[RECORDS SUPPLIED]
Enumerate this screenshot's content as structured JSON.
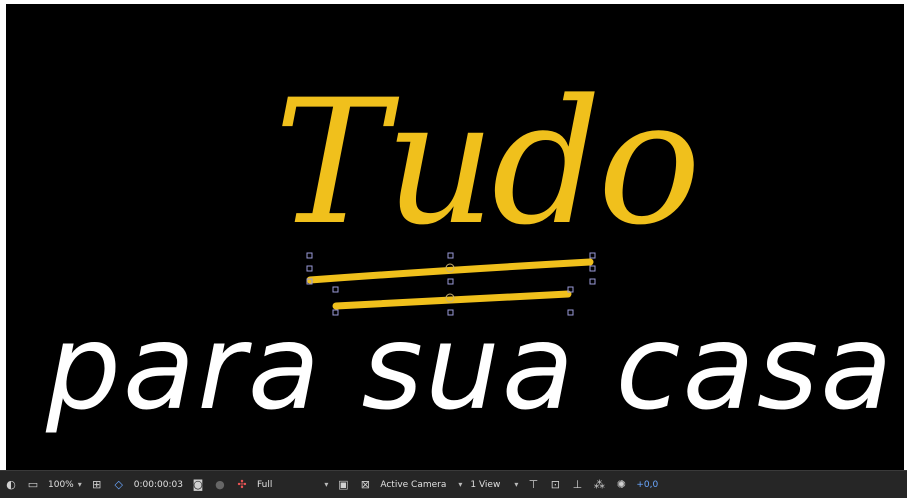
{
  "composition": {
    "title_line1": "Tudo",
    "title_line2": "para sua casa",
    "accent_color": "#f0c01c",
    "text_color": "#ffffff",
    "background": "#000000"
  },
  "toolbar": {
    "zoom": "100%",
    "timecode": "0:00:00:03",
    "resolution": "Full",
    "camera": "Active Camera",
    "views": "1 View",
    "exposure": "+0,0",
    "icons": [
      "toggle-alpha-icon",
      "monitor-icon",
      "grid-icon",
      "mask-icon",
      "snapshot-icon",
      "show-snapshot-icon",
      "color-icon",
      "region-icon",
      "transparency-icon",
      "views-icon",
      "reset-icon",
      "3d-icon",
      "flowchart-icon",
      "exposure-icon"
    ]
  }
}
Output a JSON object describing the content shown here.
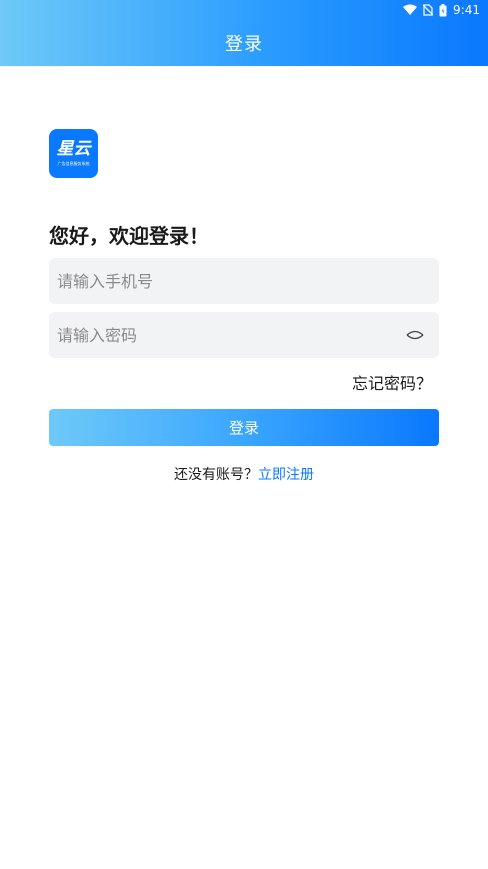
{
  "status_bar": {
    "time": "9:41"
  },
  "header": {
    "title": "登录"
  },
  "logo": {
    "main_text": "星云",
    "sub_text": "广告信息服务系统"
  },
  "greeting": "您好，欢迎登录！",
  "form": {
    "phone_placeholder": "请输入手机号",
    "password_placeholder": "请输入密码",
    "forgot_label": "忘记密码？",
    "login_label": "登录"
  },
  "register": {
    "prompt": "还没有账号？",
    "link_label": "立即注册"
  },
  "colors": {
    "accent": "#0a78ff",
    "gradient_start": "#6ec9f7",
    "field_bg": "#f2f3f5"
  }
}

[PROBLEM REQUIREMENTS]
Quote precisely the lines of the data from the line containing "Output a JSON" through its final line, both included, excluding pictures.

[FINAL RESULT]
Output a JSON object describing the content shown here.
{
  "status_bar": {
    "time": "9:41"
  },
  "header": {
    "title": "登录"
  },
  "logo": {
    "main_text": "星云",
    "sub_text": "广告信息服务系统"
  },
  "greeting": "您好，欢迎登录！",
  "form": {
    "phone_placeholder": "请输入手机号",
    "password_placeholder": "请输入密码",
    "forgot_label": "忘记密码？",
    "login_label": "登录"
  },
  "register": {
    "prompt": "还没有账号？",
    "link_label": "立即注册"
  },
  "colors": {
    "accent": "#0a78ff",
    "gradient_start": "#6ec9f7",
    "field_bg": "#f2f3f5"
  }
}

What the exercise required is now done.